O prometido era devido, e a epopeia do Rally Mongol não terminaria sem termos a nossa Burrinha de volta a Portugal. Depois de expedida por comboio para a Estónia, e de barco para a Alemanha, a Burra esperava que a fossem buscar num dos maiores portos da Europa. Este fim de semana, tinha chegado a hora do Resgate da Burra.
Desta vez, os responsáveis pelo resgate da Burra seriam os Carapaus Carla, Rui e Agostinho. Não teríamos o mesmo ambiente sem os Carapaus José e Eduardo (que não puderam ir por razões profissionais), mas por outro lado tínhamos mais espaço para descansar dentro da Burra, se assim fosse necessário.
No avião para Hamburgo, o senhor que ia ao meu lado perguntou o que ia fazer à Alemanha, e quando eu respondi que ia buscar um carro, ele disse “Pois, quando são carros muito bons, ainda compensa vir buscá-los.”. Eu respondi “É mais ou menos isso… Neste caso caso tem um valor sentimental.” A verdade é que a Burra até pode não ser o melhor carro do mundo, mas levou-nos à Mongólia, em segurança e a tempo, tendo sido, sem dúvidas, o elemento mais importante do nosso Rally Mongol. Agora estava na hora de voltar a rolar na estrada, trazendo-nos até Portugal.
O Resgate da Burra, DIA 0 – Cheios de dúvidas
Voamos do Porto até Hamburgo, numa companhia low-cost. Se tudo corresse bem, não precisávamos de grande bagagem, pois a viagem seria apenas de alguns dias. Quando aterrámos, apanhámos quase logo um comboio para a estação central de Hamburgo, onde voltámos a apanhar outro comboio, desta vez em direcção a Bremerhaven, uma cidade costeira com um porto de grande movimento. Chegámos lá cerca das dez da noite. Estávamos ansiosos… Será que a Burra estaria mesmo lá? Quanto tempo demoraríamos a resgatá-la? Estaria em condições de andar?
Tínhamo-nos despedido dela há quase três meses e meio, e não sabíamos quase nada, aparte os e-mails recebidos da companhia responsável por trazê-la para a Europa. Tínhamos também o documento que confirmava a expedição para o porto de Bremerhaven, e o nome da companhia responsável, mas nada mais. Procurámos, em vão, na net por uma morada de um escritório, mas nada. Teríamos que, de manhã cedo, ir ao porto e procurar.

Tarefas:
- 1) Segundo o relato do resgate da Burra, porque é que o grupo não precisava de levar muita bagagem?
- 2) Liste todos os Carapaus identificados pelo nome no relato do resgate da Burra.
- 3) Devolva, sem qualquer alteração, o trecho do relato do resgate da Burra que começa em "O prometido era" e termina em "assim fosse necessário.".

Secção de dados:

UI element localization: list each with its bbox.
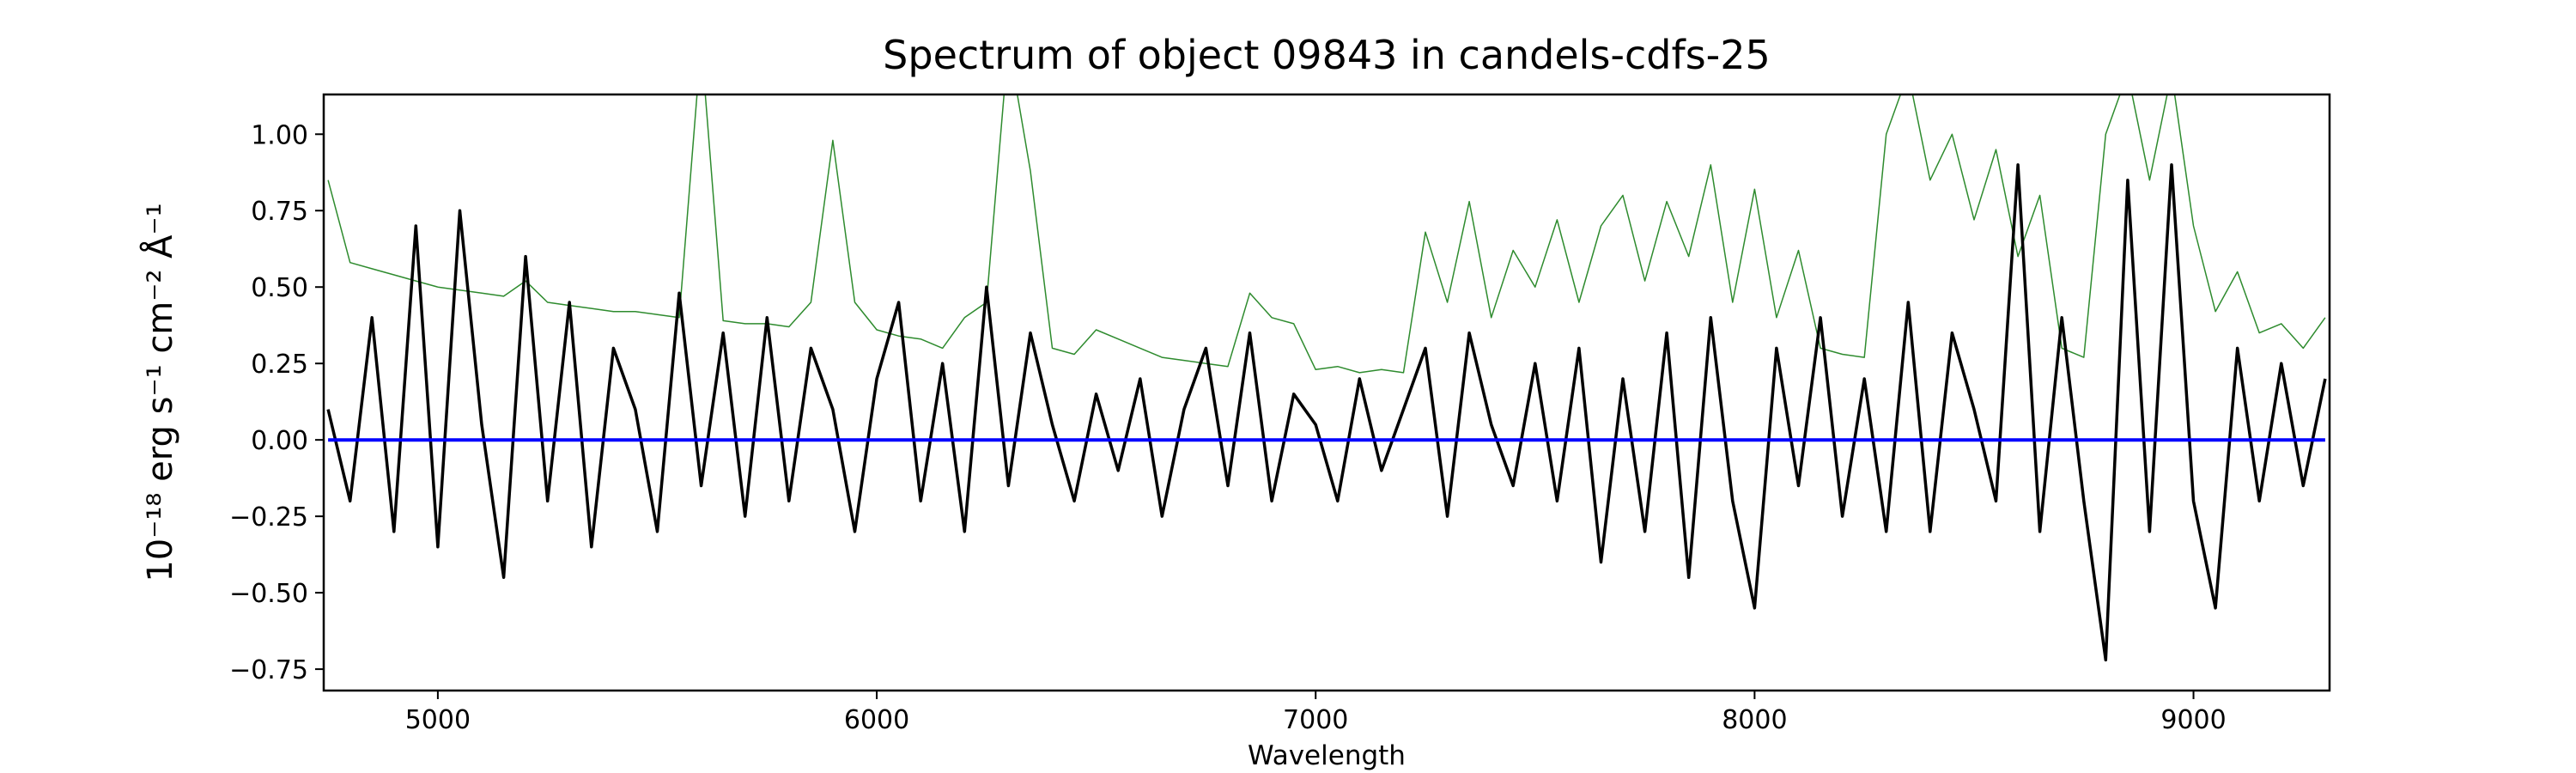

Respostas:
- 1) Porque, se tudo corresse bem, a viagem duraria apenas alguns dias.

- 2) Carla, Rui, Agostinho, José e Eduardo.

- 3)
O prometido era devido, e a epopeia do Rally Mongol não terminaria sem termos a nossa Burrinha de volta a Portugal. Depois de expedida por comboio para a Estónia, e de barco para a Alemanha, a Burra esperava que a fossem buscar num dos maiores portos da Europa. Este fim de semana, tinha chegado a hora do Resgate da Burra.
Desta vez, os responsáveis pelo resgate da Burra seriam os Carapaus Carla, Rui e Agostinho. Não teríamos o mesmo ambiente sem os Carapaus José e Eduardo (que não puderam ir por razões profissionais), mas por outro lado tínhamos mais espaço para descansar dentro da Burra, se assim fosse necessário.